● EXTRAIT CHOISI
════

Tanger : l’avenir est dans le pré

Près du cap Spartel, une ferme pédagogique initie aux métiers agricoles des adolescents qui ont renoncé à se jeter à la mer pour gagner l’eldorado européen. À l’origine de cette initiative, l’association Darna, dont l’activité est loin de s’arrêter là.

Publié le 5 août 2005 Lecture : 5 minutes.

En toile de fond, le ciel et la mer. Un bateau vogue sur les flots. Au premier plan se détache une île. À l’ombre de ses palmiers, une patera. Petite embarcation qui en dit long sur l’envie de partir des adolescents qui ont peint ce dessin sur un conteneur ! Non, nous ne sommes pas au port de Tanger où des gamins rôdent en attendant l’occasion de gagner ce qu’ils pensent être le paradis, 12,7 km plus loin. Nous sommes à Ziatin, à une dizaine de minutes de Tanger, sur la route du cap Spartel, dans la ferme pédagogique de l’association Darna. Cette exploitation de cinq hectares a été aménagée pour accueillir des adolescents des quatre coins des campagnes marocaines qui ont renoncé à se jeter à la mer pour rejoindre l’eldorado européen et ont fait le choix d’acquérir une formation aux métiers agricoles.
La ferme est encore en chantier, mais elle abrite déjà une vingtaine d’agriculteurs en herbe âgés de 15 à 18 ans. Chapeautés par quatre éducateurs, ils s’occupent des arbres fruitiers, cultivent des tomates et toutes sortes de plantes potagères. Ils élèvent poules, lapins, chevreaux, vaches et autres animaux de ferme. Ils apprennent également à récolter le miel et à fabriquer du fromage. Autant de produits qui sont ensuite vendus aux visiteurs qui peuvent s’attabler dans une petite cafétéria aménagée à l’ombre des oliviers. L’objectif de la ferme est d’initier ses pensionnaires aux différentes facettes de la production mais aussi à la gestion d’une exploitation agricole. Le but ultime étant qu’ils apprennent à voler de leurs propres ailes et cèdent leur place à d’autres.

════

● CONSIGNES DE L'EXERCICE
#1 Extrayez de l'article sur la ferme pédagogique le passage qui commence à « La ferme est encore » et se termine à « place à d’autres. ».
#2 Traduisez en anglais cette phrase de l'article sur la ferme pédagogique : « Ils apprennent également à récolter le miel et à fabriquer du fromage. »
#3 Poursuivez l'article sur la ferme pédagogique après sa dernière phrase.
Les entrées ne servent à rien ici.

════

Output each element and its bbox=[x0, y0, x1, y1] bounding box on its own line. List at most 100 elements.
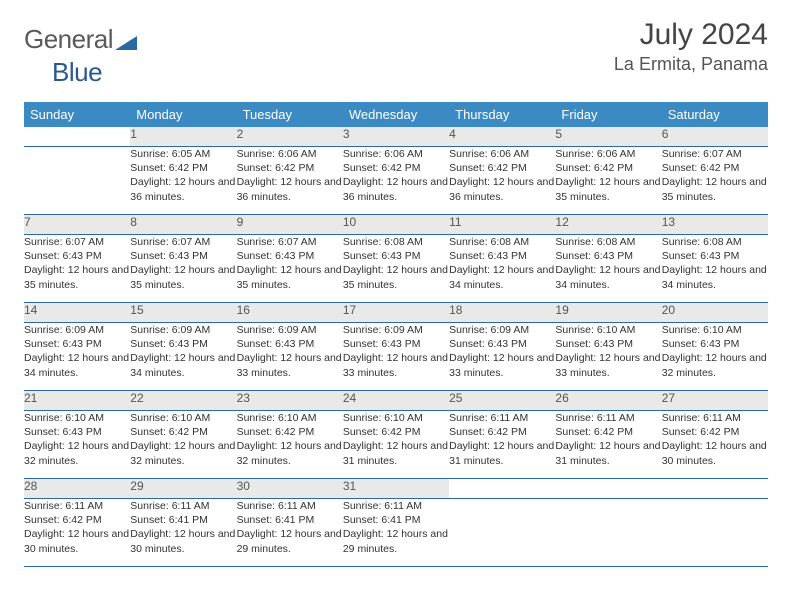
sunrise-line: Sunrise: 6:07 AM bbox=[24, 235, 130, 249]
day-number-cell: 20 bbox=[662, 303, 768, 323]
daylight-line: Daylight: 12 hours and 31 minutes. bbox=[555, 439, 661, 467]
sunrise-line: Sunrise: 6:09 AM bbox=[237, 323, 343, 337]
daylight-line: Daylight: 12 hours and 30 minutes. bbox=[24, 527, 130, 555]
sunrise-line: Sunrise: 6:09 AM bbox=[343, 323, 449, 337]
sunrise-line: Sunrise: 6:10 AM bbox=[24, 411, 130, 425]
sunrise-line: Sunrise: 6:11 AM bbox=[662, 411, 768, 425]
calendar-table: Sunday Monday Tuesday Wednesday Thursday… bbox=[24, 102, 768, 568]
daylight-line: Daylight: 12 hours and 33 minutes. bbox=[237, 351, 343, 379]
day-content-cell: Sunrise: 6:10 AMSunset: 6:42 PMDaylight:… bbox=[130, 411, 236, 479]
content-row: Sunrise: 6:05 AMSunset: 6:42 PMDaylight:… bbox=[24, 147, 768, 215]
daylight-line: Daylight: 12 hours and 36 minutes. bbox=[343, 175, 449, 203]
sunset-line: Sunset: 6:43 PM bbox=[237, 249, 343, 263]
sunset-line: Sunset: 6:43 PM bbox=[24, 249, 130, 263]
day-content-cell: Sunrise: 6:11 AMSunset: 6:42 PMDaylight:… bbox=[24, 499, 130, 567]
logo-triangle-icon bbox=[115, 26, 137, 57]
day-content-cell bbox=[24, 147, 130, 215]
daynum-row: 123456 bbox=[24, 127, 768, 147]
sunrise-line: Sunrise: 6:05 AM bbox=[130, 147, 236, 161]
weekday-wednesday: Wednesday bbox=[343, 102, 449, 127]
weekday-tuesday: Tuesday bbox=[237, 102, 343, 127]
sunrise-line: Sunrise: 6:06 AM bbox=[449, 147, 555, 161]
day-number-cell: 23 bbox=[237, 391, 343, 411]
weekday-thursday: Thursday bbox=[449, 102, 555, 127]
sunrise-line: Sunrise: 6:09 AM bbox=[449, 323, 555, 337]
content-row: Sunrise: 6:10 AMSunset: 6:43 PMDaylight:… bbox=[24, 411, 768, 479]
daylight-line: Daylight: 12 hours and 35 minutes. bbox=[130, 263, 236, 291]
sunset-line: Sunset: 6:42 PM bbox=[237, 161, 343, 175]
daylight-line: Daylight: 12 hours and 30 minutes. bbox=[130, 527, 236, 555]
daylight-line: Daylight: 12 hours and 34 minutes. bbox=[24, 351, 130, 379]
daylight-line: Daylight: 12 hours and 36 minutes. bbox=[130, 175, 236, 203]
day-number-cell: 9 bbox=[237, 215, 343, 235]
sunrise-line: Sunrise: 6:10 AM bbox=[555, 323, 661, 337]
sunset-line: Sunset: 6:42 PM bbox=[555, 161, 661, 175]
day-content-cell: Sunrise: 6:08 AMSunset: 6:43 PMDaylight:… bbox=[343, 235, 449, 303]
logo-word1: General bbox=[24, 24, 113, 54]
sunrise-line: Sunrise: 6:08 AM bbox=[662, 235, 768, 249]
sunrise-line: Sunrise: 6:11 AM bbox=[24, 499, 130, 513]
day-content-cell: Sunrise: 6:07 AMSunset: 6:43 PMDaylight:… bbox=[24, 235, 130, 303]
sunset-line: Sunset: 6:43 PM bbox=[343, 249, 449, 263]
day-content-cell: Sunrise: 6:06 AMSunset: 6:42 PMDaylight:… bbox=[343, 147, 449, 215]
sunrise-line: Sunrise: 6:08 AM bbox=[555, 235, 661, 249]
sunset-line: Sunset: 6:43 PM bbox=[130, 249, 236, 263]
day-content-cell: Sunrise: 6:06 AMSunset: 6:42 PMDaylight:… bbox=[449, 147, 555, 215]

════

● LISTE DES RÉPONSES
#1
La ferme est encore en chantier, mais elle abrite déjà une vingtaine d’agriculteurs en herbe âgés de 15 à 18 ans. Chapeautés par quatre éducateurs, ils s’occupent des arbres fruitiers, cultivent des tomates et toutes sortes de plantes potagères. Ils élèvent poules, lapins, chevreaux, vaches et autres animaux de ferme. Ils apprennent également à récolter le miel et à fabriquer du fromage. Autant de produits qui sont ensuite vendus aux visiteurs qui peuvent s’attabler dans une petite cafétéria aménagée à l’ombre des oliviers. L’objectif de la ferme est d’initier ses pensionnaires aux différentes facettes de la production mais aussi à la gestion d’une exploitation agricole. Le but ultime étant qu’ils apprennent à voler de leurs propres ailes et cèdent leur place à d’autres.

#2 They also learn to harvest honey and to make cheese.

#3
Ce principe d’« autonomisation » est à la base de la philosophie de Darna, association tangéroise qui, outre cette ferme pédagogique, chapeaute de nombreuses autres structures. Créée en 1995 à l’initiative d’un groupe de citoyens marocains désireux de voir les enfants exclus se réapproprier « des espaces de vie, d’expression et d’apprentissage de leurs droits et de leurs devoirs », Darna et ses quarante-deux salariés ont parcouru bien du chemin en dix ans d’existence. Sensibilisée au phénomène des enfants des rues, l’ONG a commencé par un centre d’accueil de jour. Rapidement, les enfants ont réclamé davantage. Ils voulaient une formation professionnelle qui leur permette de s’insérer dans la vie active.
C’est ainsi que naîtra en 2000 la Maison communautaire des jeunes du détroit dans le quartier Merchane. Dans cette « maison bleue », près de 160 adolescents âgés de 13 à 16 ans suivent une formation de leur choix (menuiserie, ferronnerie, boulangerie…). « Avant je ne pensais qu’à aller travailler dans une usine en Espagne. Aujourd’hui, j’ai envie d’apprendre un métier et j’ai choisi la confection de vêtements », affirme Ahmed Zaoui, un jeune originaire de Khemisset.
Parallèlement aux ateliers, les jeunes participent à des activités culturelles (club-photo, art dramatique, ciné-club). L’expression artistique est privilégiée au sein de Darna qui, en octobre 1999, acquerra un théâtre abandonné dont elle prendra en charge la réhabilitation, tout comme elle a restauré la « maison bleue », un riyad qui tombait en ruine.
Depuis juillet 2001, Darna offre également le gîte aux jeunes en détresse. Aujourd’hui, ils sont une quarantaine à dormir au refuge, lieu attenant à la Maison communautaire, plutôt que de se pelotonner la nuit venue dans les recoins de la ville après avoir sniffé leur dose de colle.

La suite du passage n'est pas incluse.